TEXT PASSAGE>

# Music Recommendation System

This is a project for the Aplica- course.

Year 2017, first period.

Students:
- Diego Vargas
- Andre Pando
- Ronie Arauco

## Making familiar with the dataset

In [1]:
import numpy as np
import pandas as pd
import codecs
# import matplotlib.pyplot as plt
# %matplotlib inline

artists = pd.read_table("./lastfm-data/artists.dat", encoding = 'latin1')
tags = pd.read_table("./lastfm-data/tags.dat", encoding = 'latin1')
user_artists = pd.read_table("./lastfm-data/user_artists.dat", encoding = 'latin1')
user_taggedartists = pd.read_table("./lastfm-data/user_taggedartists.dat",encoding = 'latin1', usecols=['userID', 'artistID', 'tagID'])
user_friends = pd.read_table("./lastfm-data/user_friends.dat",encoding = 'latin1')

SOURCE MATERIAL>

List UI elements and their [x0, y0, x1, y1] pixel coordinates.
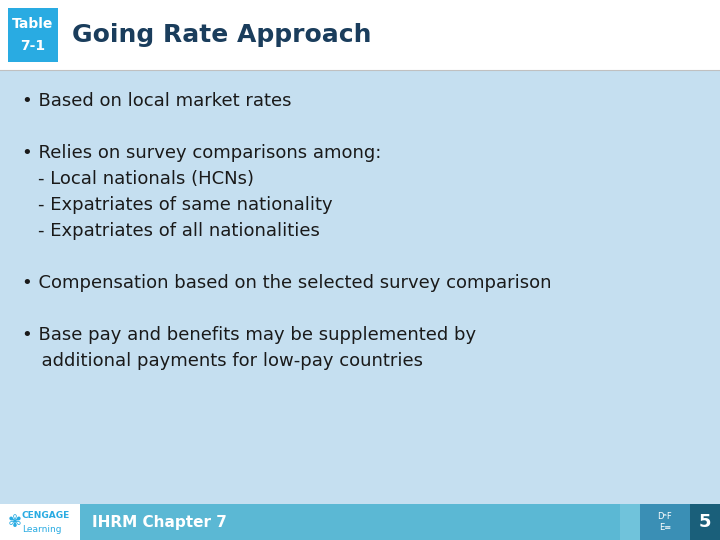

PROBLEMS AND TASKS>
[A] In the music recommendation text, what year and period are given for the project?
[B] Condense the code block in the music recommendation text that begins "In [1]:" into a short list, keeping its main facts.
[C] Pick up the music recommendation text after its final line and continue it.

ANSWERS BY TASK>
[A] Year 2017, first period.

[B]
- Imports numpy as np, pandas as pd, and codecs; the matplotlib lines are commented out.
- Reads five files from ./lastfm-data/ with pd.read_table and latin1 encoding:
  - artists.dat into artists
  - tags.dat into tags
  - user_artists.dat into user_artists
  - user_taggedartists.dat into user_taggedartists, using only the userID, artistID and tagID columns
  - user_friends.dat into user_friends

[C]
# Information taken from
#    Last.fm website, http://www.lastfm.com
#
#    @inproceedings{Cantador:RecSys2011,
#       author = {Cantador, Iv\'{a}n and Brusilovsky, Peter and Kuflik, Tsvi},
#       title = {2nd Workshop on Information Heterogeneity and Fusion in Recommender Systems (HetRec 2011)},
#       booktitle = {Proceedings of the 5th ACM conference on Recommender systems},
#       series = {RecSys 2011},
#       year = {2011},
#       location = {Chicago, IL, USA},
#       publisher = {ACM},
#       address = {New York, NY, USA},
#       keywords = {information heterogeneity, information integration, recommender systems},
#    } 

In [None]:
# Contains information about the artists that has been listened and tagged
# by the users
# id \t name \t url \t pictureURL
artists.sample(3)

In [None]:
# The tags available in the dataset
# tagID \t tagValue
# tags.shape
tags.sample(3)

In [None]:
# Contains the artists listened by each user, providing also
# the listening count for each [user, artist] pair
# userID \t artistID \t weight
# user_artists.shape
user_artists.sample(3)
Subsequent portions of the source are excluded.